Your objective —
Select all lines with the string "this" in them, and copy those lines.
-- Begin Dataset records --
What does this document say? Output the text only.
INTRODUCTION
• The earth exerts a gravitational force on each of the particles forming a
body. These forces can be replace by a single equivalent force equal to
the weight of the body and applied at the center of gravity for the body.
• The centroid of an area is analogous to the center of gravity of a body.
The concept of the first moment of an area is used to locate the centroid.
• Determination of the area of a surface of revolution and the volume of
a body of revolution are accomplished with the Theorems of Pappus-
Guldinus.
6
-- End Dataset records --
-- Begin Dataset records --
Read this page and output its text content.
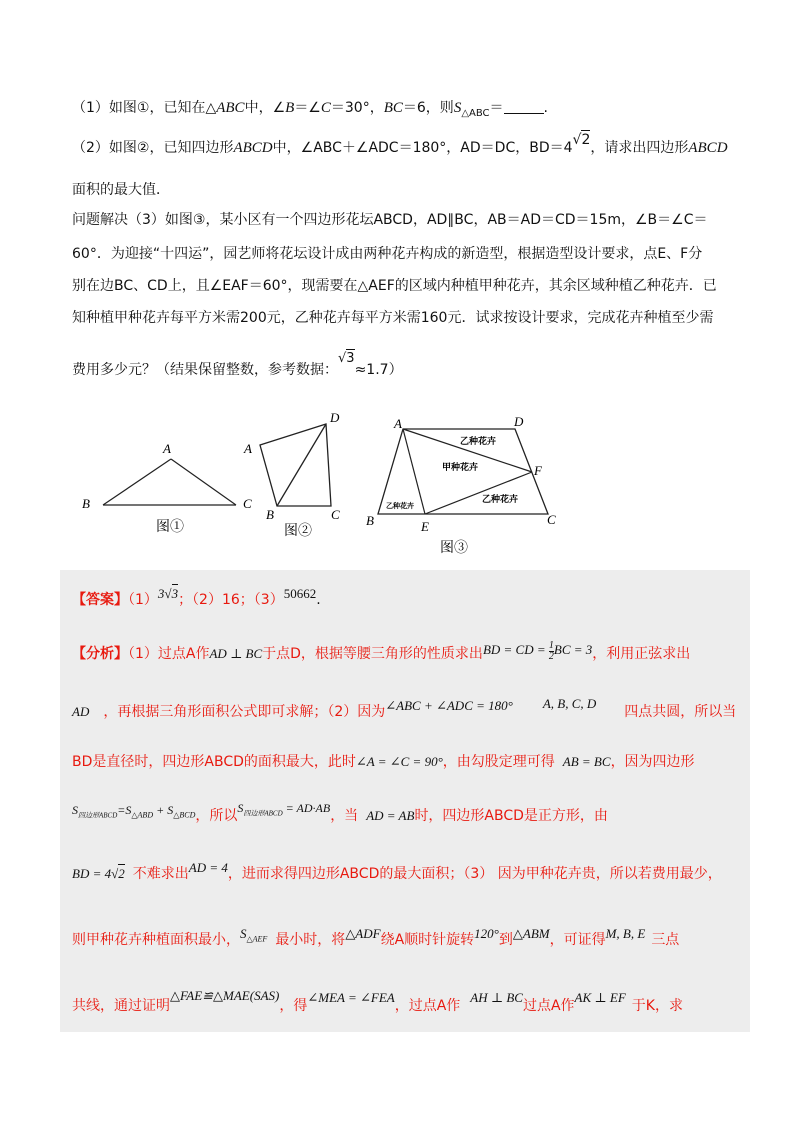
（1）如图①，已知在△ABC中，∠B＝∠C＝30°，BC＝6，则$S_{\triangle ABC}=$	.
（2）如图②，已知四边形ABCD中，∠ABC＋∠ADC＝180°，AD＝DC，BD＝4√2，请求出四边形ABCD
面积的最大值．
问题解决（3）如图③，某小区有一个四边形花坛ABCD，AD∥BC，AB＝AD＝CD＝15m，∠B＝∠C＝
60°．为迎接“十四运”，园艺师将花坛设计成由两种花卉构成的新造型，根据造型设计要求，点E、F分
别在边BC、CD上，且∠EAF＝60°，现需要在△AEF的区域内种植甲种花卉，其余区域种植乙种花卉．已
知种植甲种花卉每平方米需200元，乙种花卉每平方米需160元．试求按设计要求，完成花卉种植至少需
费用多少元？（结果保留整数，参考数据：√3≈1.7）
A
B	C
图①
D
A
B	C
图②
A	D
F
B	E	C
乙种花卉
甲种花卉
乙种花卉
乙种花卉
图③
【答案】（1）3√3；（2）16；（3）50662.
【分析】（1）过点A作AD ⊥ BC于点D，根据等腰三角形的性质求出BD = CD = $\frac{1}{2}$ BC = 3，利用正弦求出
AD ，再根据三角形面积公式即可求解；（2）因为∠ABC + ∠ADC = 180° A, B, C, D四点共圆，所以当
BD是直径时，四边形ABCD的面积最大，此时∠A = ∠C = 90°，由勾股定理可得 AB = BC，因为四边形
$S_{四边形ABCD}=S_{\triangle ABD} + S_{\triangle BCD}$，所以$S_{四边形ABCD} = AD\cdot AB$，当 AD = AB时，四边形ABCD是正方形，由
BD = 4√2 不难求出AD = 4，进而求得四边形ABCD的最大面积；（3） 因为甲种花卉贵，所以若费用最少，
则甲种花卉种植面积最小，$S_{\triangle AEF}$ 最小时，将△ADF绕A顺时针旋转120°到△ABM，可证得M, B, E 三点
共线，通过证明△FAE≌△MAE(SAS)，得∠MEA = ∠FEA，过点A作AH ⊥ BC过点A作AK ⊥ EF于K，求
-- End Dataset records --
Task solution —
What does this document say? Output the text only.
Read this page and output its text content.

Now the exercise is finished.